(Raw records)
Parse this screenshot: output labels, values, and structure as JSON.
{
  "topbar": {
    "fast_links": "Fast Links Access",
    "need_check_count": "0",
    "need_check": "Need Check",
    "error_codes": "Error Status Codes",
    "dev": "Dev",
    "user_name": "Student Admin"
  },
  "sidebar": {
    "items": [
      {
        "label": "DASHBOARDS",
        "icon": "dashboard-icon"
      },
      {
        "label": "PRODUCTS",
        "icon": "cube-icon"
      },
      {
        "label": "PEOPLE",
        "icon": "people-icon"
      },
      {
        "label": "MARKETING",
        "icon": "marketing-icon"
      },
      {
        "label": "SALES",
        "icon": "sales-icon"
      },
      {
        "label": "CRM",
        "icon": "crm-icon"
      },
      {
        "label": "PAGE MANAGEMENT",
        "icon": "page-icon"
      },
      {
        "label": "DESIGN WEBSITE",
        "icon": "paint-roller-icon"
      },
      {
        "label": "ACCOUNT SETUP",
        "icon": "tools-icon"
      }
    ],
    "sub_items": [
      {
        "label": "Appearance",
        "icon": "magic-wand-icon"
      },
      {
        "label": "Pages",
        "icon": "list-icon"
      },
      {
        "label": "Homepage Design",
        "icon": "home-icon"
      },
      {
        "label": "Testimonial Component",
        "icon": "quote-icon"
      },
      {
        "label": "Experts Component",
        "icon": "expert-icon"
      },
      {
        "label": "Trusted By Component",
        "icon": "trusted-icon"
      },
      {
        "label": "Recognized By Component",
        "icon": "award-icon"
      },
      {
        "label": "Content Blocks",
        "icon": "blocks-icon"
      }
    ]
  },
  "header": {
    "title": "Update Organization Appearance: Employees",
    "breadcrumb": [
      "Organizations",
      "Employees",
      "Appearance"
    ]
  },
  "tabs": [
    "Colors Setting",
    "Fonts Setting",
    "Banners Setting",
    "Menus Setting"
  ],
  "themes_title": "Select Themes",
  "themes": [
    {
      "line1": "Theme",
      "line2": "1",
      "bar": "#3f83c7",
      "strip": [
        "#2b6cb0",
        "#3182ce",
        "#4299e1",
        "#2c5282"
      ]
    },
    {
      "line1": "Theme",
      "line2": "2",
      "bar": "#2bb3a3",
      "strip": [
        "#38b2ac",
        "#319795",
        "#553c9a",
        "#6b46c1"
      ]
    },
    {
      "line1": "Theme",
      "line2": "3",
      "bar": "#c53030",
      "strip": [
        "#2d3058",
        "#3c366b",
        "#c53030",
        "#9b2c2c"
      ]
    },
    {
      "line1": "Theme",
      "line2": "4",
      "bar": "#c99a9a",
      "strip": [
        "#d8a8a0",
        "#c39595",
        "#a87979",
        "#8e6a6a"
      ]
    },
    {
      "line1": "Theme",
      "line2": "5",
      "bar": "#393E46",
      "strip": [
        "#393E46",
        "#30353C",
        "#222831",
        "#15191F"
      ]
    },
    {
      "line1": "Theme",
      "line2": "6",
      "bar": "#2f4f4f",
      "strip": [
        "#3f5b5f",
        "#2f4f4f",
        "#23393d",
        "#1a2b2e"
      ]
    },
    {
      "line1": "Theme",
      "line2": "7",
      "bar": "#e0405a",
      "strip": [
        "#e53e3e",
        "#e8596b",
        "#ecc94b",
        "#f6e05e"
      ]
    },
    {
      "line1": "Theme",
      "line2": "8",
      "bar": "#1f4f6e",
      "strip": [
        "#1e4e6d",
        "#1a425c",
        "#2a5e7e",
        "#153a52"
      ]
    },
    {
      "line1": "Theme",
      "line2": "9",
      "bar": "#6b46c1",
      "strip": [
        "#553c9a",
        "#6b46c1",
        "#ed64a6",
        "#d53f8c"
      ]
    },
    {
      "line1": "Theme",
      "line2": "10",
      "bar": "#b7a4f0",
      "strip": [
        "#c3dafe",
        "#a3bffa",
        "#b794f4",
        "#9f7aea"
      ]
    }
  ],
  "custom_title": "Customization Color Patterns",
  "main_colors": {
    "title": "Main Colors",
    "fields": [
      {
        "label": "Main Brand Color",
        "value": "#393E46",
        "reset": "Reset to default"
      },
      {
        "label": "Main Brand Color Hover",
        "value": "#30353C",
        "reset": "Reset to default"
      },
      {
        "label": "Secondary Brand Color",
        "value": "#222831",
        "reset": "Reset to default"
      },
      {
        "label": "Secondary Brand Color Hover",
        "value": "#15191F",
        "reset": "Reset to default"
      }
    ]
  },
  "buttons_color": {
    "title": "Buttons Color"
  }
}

● **TASK**:
Set down the entries above again, word for word.

● **TASK RESPONSE**:
Parse this screenshot: output labels, values, and structure as JSON.
{
  "topbar": {
    "fast_links": "Fast Links Access",
    "need_check_count": "0",
    "need_check": "Need Check",
    "error_codes": "Error Status Codes",
    "dev": "Dev",
    "user_name": "Student Admin"
  },
  "sidebar": {
    "items": [
      {
        "label": "DASHBOARDS",
        "icon": "dashboard-icon"
      },
      {
        "label": "PRODUCTS",
        "icon": "cube-icon"
      },
      {
        "label": "PEOPLE",
        "icon": "people-icon"
      },
      {
        "label": "MARKETING",
        "icon": "marketing-icon"
      },
      {
        "label": "SALES",
        "icon": "sales-icon"
      },
      {
        "label": "CRM",
        "icon": "crm-icon"
      },
      {
        "label": "PAGE MANAGEMENT",
        "icon": "page-icon"
      },
      {
        "label": "DESIGN WEBSITE",
        "icon": "paint-roller-icon"
      },
      {
        "label": "ACCOUNT SETUP",
        "icon": "tools-icon"
      }
    ],
    "sub_items": [
      {
        "label": "Appearance",
        "icon": "magic-wand-icon"
      },
      {
        "label": "Pages",
        "icon": "list-icon"
      },
      {
        "label": "Homepage Design",
        "icon": "home-icon"
      },
      {
        "label": "Testimonial Component",
        "icon": "quote-icon"
      },
      {
        "label": "Experts Component",
        "icon": "expert-icon"
      },
      {
        "label": "Trusted By Component",
        "icon": "trusted-icon"
      },
      {
        "label": "Recognized By Component",
        "icon": "award-icon"
      },
      {
        "label": "Content Blocks",
        "icon": "blocks-icon"
      }
    ]
  },
  "header": {
    "title": "Update Organization Appearance: Employees",
    "breadcrumb": [
      "Organizations",
      "Employees",
      "Appearance"
    ]
  },
  "tabs": [
    "Colors Setting",
    "Fonts Setting",
    "Banners Setting",
    "Menus Setting"
  ],
  "themes_title": "Select Themes",
  "themes": [
    {
      "line1": "Theme",
      "line2": "1",
      "bar": "#3f83c7",
      "strip": [
        "#2b6cb0",
        "#3182ce",
        "#4299e1",
        "#2c5282"
      ]
    },
    {
      "line1": "Theme",
      "line2": "2",
      "bar": "#2bb3a3",
      "strip": [
        "#38b2ac",
        "#319795",
        "#553c9a",
        "#6b46c1"
      ]
    },
    {
      "line1": "Theme",
      "line2": "3",
      "bar": "#c53030",
      "strip": [
        "#2d3058",
        "#3c366b",
        "#c53030",
        "#9b2c2c"
      ]
    },
    {
      "line1": "Theme",
      "line2": "4",
      "bar": "#c99a9a",
      "strip": [
        "#d8a8a0",
        "#c39595",
        "#a87979",
        "#8e6a6a"
      ]
    },
    {
      "line1": "Theme",
      "line2": "5",
      "bar": "#393E46",
      "strip": [
        "#393E46",
        "#30353C",
        "#222831",
        "#15191F"
      ]
    },
    {
      "line1": "Theme",
      "line2": "6",
      "bar": "#2f4f4f",
      "strip": [
        "#3f5b5f",
        "#2f4f4f",
        "#23393d",
        "#1a2b2e"
      ]
    },
    {
      "line1": "Theme",
      "line2": "7",
      "bar": "#e0405a",
      "strip": [
        "#e53e3e",
        "#e8596b",
        "#ecc94b",
        "#f6e05e"
      ]
    },
    {
      "line1": "Theme",
      "line2": "8",
      "bar": "#1f4f6e",
      "strip": [
        "#1e4e6d",
        "#1a425c",
        "#2a5e7e",
        "#153a52"
      ]
    },
    {
      "line1": "Theme",
      "line2": "9",
      "bar": "#6b46c1",
      "strip": [
        "#553c9a",
        "#6b46c1",
        "#ed64a6",
        "#d53f8c"
      ]
    },
    {
      "line1": "Theme",
      "line2": "10",
      "bar": "#b7a4f0",
      "strip": [
        "#c3dafe",
        "#a3bffa",
        "#b794f4",
        "#9f7aea"
      ]
    }
  ],
  "custom_title": "Customization Color Patterns",
  "main_colors": {
    "title": "Main Colors",
    "fields": [
      {
        "label": "Main Brand Color",
        "value": "#393E46",
        "reset": "Reset to default"
      },
      {
        "label": "Main Brand Color Hover",
        "value": "#30353C",
        "reset": "Reset to default"
      },
      {
        "label": "Secondary Brand Color",
        "value": "#222831",
        "reset": "Reset to default"
      },
      {
        "label": "Secondary Brand Color Hover",
        "value": "#15191F",
        "reset": "Reset to default"
      }
    ]
  },
  "buttons_color": {
    "title": "Buttons Color"
  }
}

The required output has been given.